> [WHAT THE EXERCISE ASKS]: Reproduce the entries word for word, and omit any picture you find in them.

(Stored data entries)

——————————

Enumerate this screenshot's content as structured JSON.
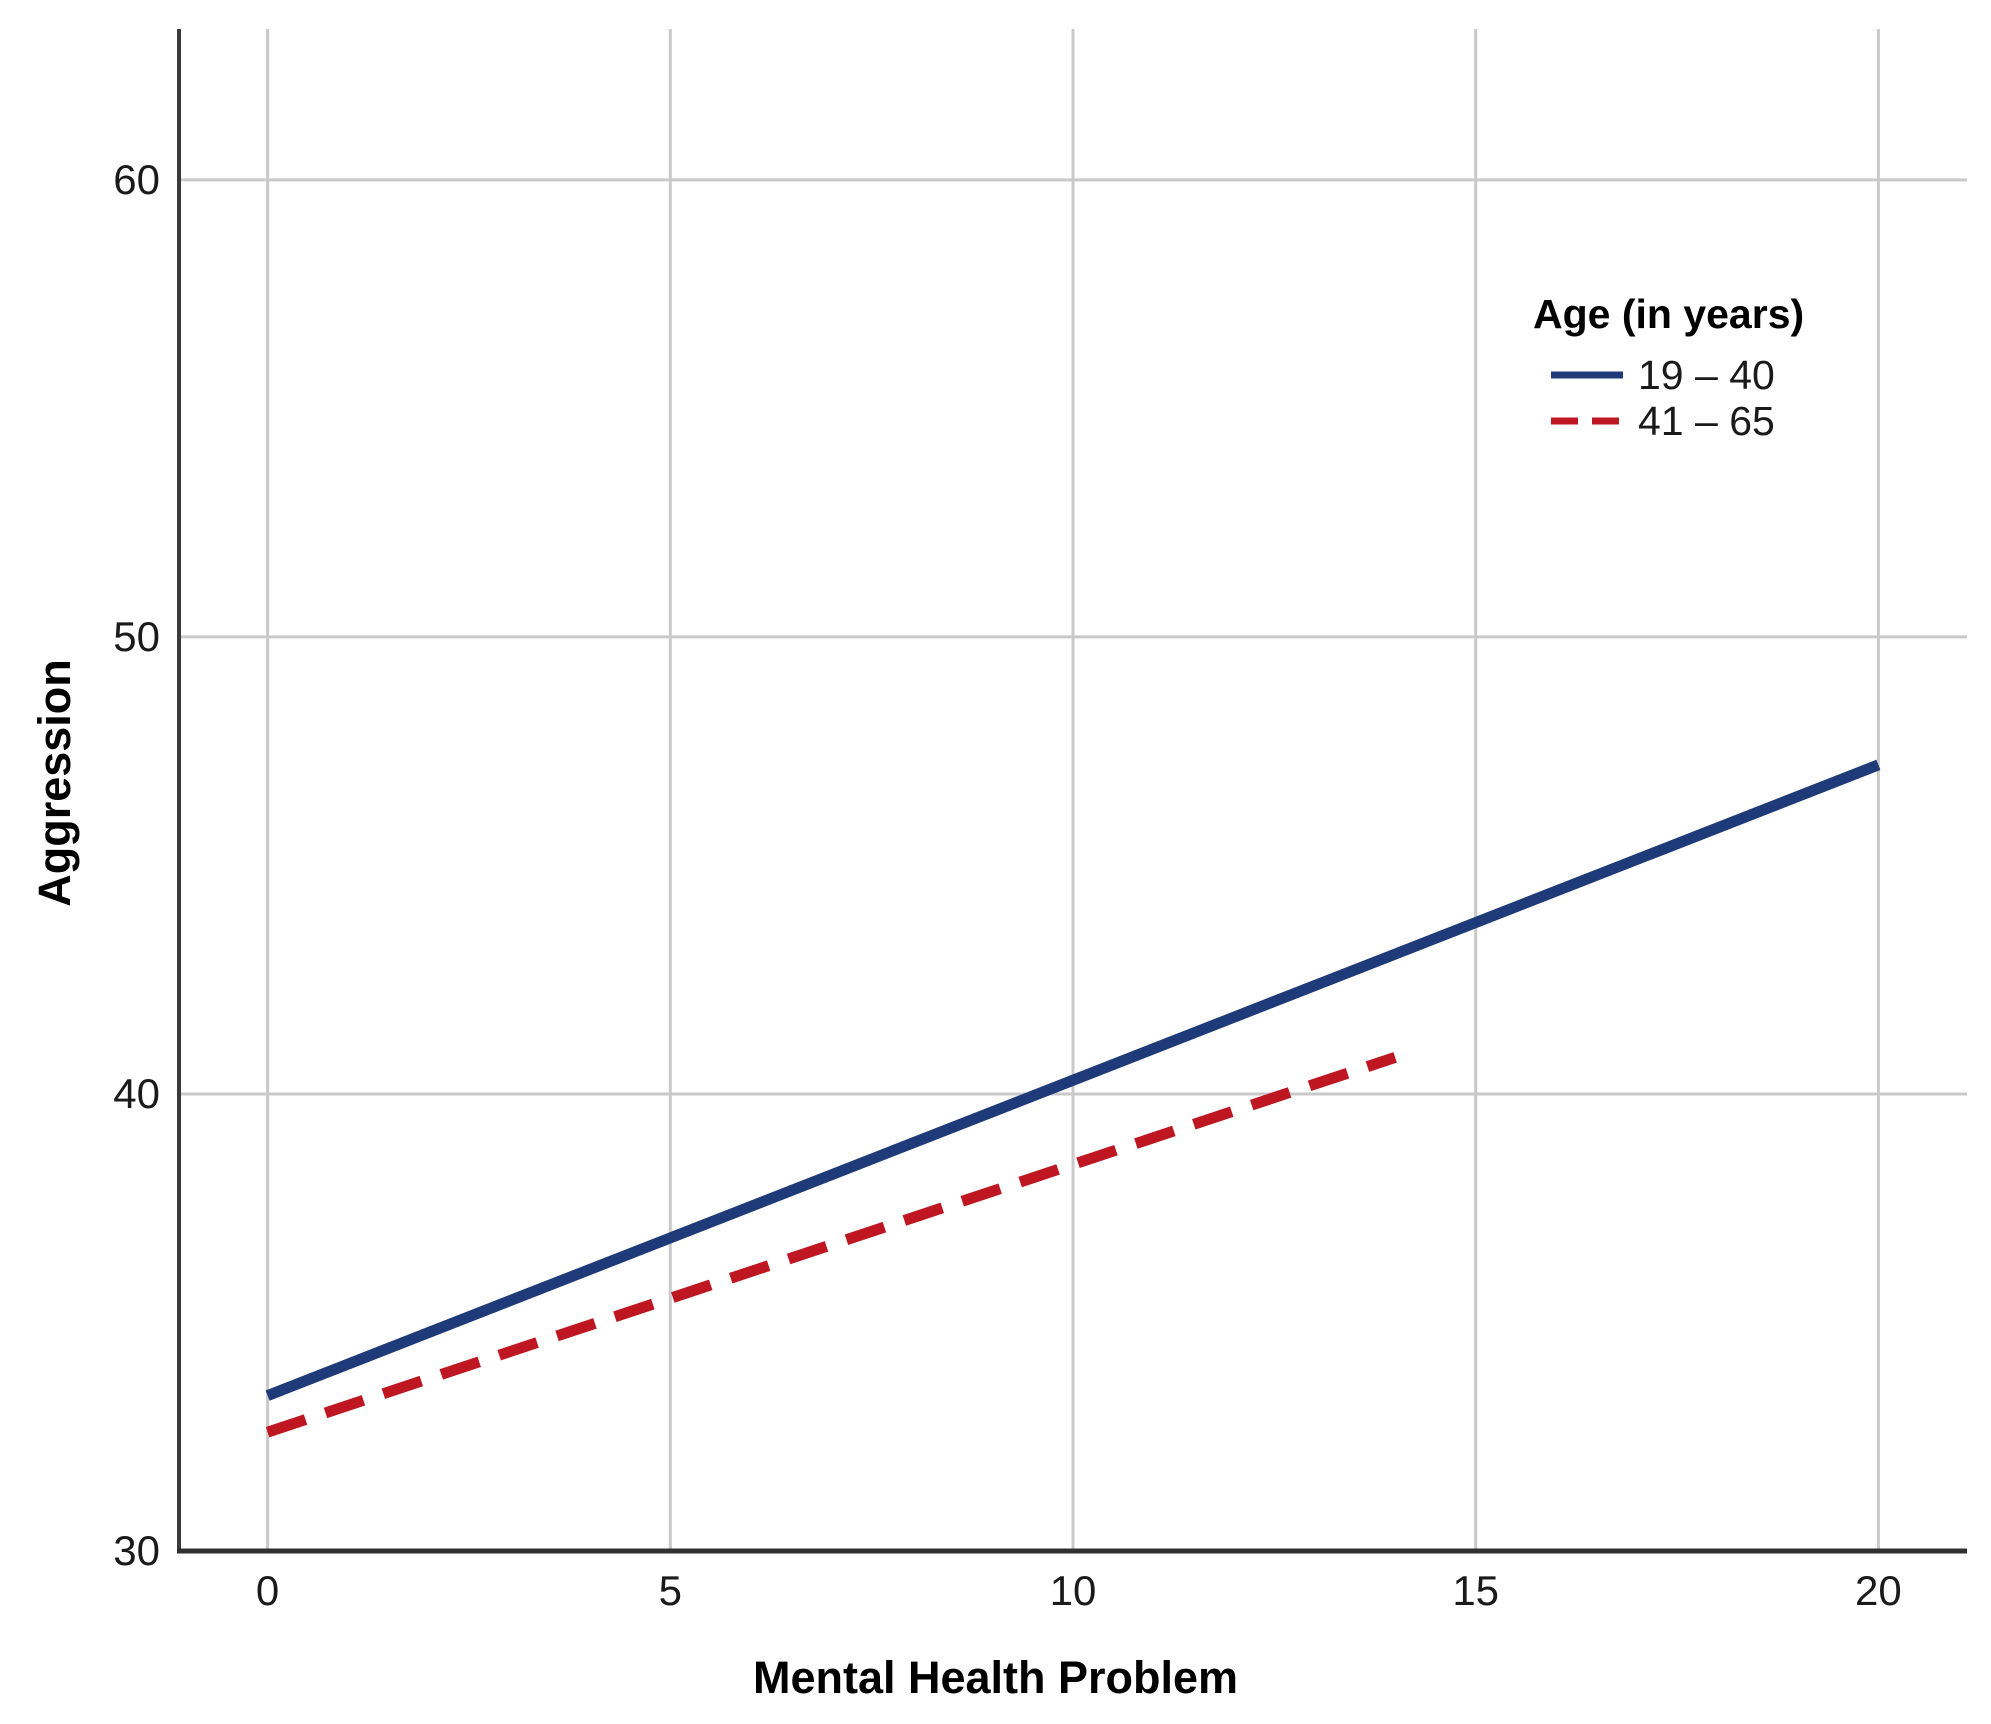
{
  "chart_data": {
    "type": "line",
    "title": "",
    "xlabel": "Mental Health Problem",
    "ylabel": "Aggression",
    "legend_title": "Age (in years)",
    "legend_position": "upper right inside plot",
    "grid": true,
    "x_ticks": [
      0,
      5,
      10,
      15,
      20
    ],
    "y_ticks": [
      30,
      40,
      50,
      60
    ],
    "xlim": [
      -1.1,
      21.1
    ],
    "ylim": [
      30,
      63.3
    ],
    "series": [
      {
        "name": "19 – 40",
        "color": "#1f3a78",
        "line_style": "solid",
        "line_width": 11,
        "points": [
          [
            0,
            33.4
          ],
          [
            20,
            47.2
          ]
        ]
      },
      {
        "name": "41 – 65",
        "color": "#bf1722",
        "line_style": "dashed",
        "dash_pattern": [
          40,
          21
        ],
        "line_width": 11,
        "points": [
          [
            0,
            32.6
          ],
          [
            14,
            40.8
          ]
        ]
      }
    ],
    "colors": {
      "gridline": "#c9c9c9",
      "axis_line": "#3a3a3a",
      "tick_text": "#1a1a1a"
    }
  }
}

——————————

> [WRITTEN ANSWER]:
Enumerate this screenshot's content as structured JSON.
{
  "chart_data": {
    "type": "line",
    "title": "",
    "xlabel": "Mental Health Problem",
    "ylabel": "Aggression",
    "legend_title": "Age (in years)",
    "legend_position": "upper right inside plot",
    "grid": true,
    "x_ticks": [
      0,
      5,
      10,
      15,
      20
    ],
    "y_ticks": [
      30,
      40,
      50,
      60
    ],
    "xlim": [
      -1.1,
      21.1
    ],
    "ylim": [
      30,
      63.3
    ],
    "series": [
      {
        "name": "19 – 40",
        "color": "#1f3a78",
        "line_style": "solid",
        "line_width": 11,
        "points": [
          [
            0,
            33.4
          ],
          [
            20,
            47.2
          ]
        ]
      },
      {
        "name": "41 – 65",
        "color": "#bf1722",
        "line_style": "dashed",
        "dash_pattern": [
          40,
          21
        ],
        "line_width": 11,
        "points": [
          [
            0,
            32.6
          ],
          [
            14,
            40.8
          ]
        ]
      }
    ],
    "colors": {
      "gridline": "#c9c9c9",
      "axis_line": "#3a3a3a",
      "tick_text": "#1a1a1a"
    }
  }
}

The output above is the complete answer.